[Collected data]
◇ ◇ ◇ ◇ ◇ ◇ ◇

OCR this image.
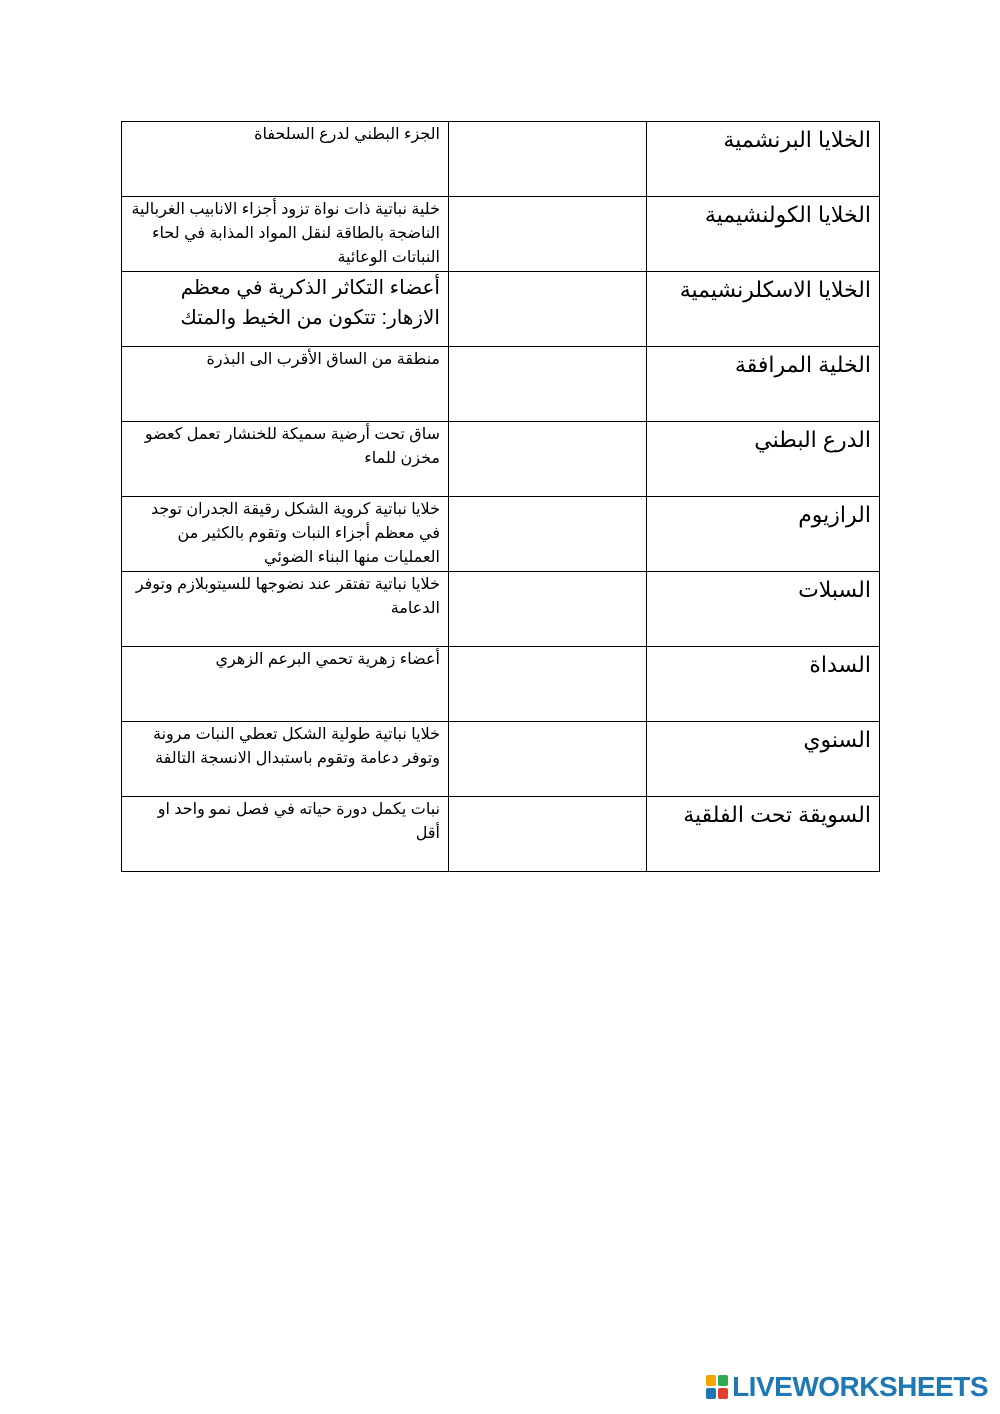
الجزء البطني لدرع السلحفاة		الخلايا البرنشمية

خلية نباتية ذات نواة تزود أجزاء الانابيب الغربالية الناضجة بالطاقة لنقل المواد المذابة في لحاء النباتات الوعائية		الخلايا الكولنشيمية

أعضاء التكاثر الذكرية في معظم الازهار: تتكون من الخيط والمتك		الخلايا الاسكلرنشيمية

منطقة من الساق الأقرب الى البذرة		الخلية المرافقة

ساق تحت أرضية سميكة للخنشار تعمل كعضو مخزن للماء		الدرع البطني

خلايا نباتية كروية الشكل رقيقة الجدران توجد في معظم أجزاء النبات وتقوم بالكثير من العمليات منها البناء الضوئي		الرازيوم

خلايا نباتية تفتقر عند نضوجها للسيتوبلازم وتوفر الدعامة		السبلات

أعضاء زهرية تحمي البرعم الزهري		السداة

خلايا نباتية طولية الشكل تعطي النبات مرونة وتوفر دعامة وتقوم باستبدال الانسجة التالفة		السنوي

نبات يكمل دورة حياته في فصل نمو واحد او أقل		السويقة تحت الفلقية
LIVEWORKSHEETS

◇ ◇ ◇ ◇ ◇ ◇ ◇

**REQUEST:** Print all entries exactly. The images do not belong in the copy.

**CORRECT RESULT:**
OCR this image.
الجزء البطني لدرع السلحفاة		الخلايا البرنشمية

خلية نباتية ذات نواة تزود أجزاء الانابيب الغربالية الناضجة بالطاقة لنقل المواد المذابة في لحاء النباتات الوعائية		الخلايا الكولنشيمية

أعضاء التكاثر الذكرية في معظم الازهار: تتكون من الخيط والمتك		الخلايا الاسكلرنشيمية

منطقة من الساق الأقرب الى البذرة		الخلية المرافقة

ساق تحت أرضية سميكة للخنشار تعمل كعضو مخزن للماء		الدرع البطني

خلايا نباتية كروية الشكل رقيقة الجدران توجد في معظم أجزاء النبات وتقوم بالكثير من العمليات منها البناء الضوئي		الرازيوم

خلايا نباتية تفتقر عند نضوجها للسيتوبلازم وتوفر الدعامة		السبلات

أعضاء زهرية تحمي البرعم الزهري		السداة

خلايا نباتية طولية الشكل تعطي النبات مرونة وتوفر دعامة وتقوم باستبدال الانسجة التالفة		السنوي

نبات يكمل دورة حياته في فصل نمو واحد او أقل		السويقة تحت الفلقية
LIVEWORKSHEETS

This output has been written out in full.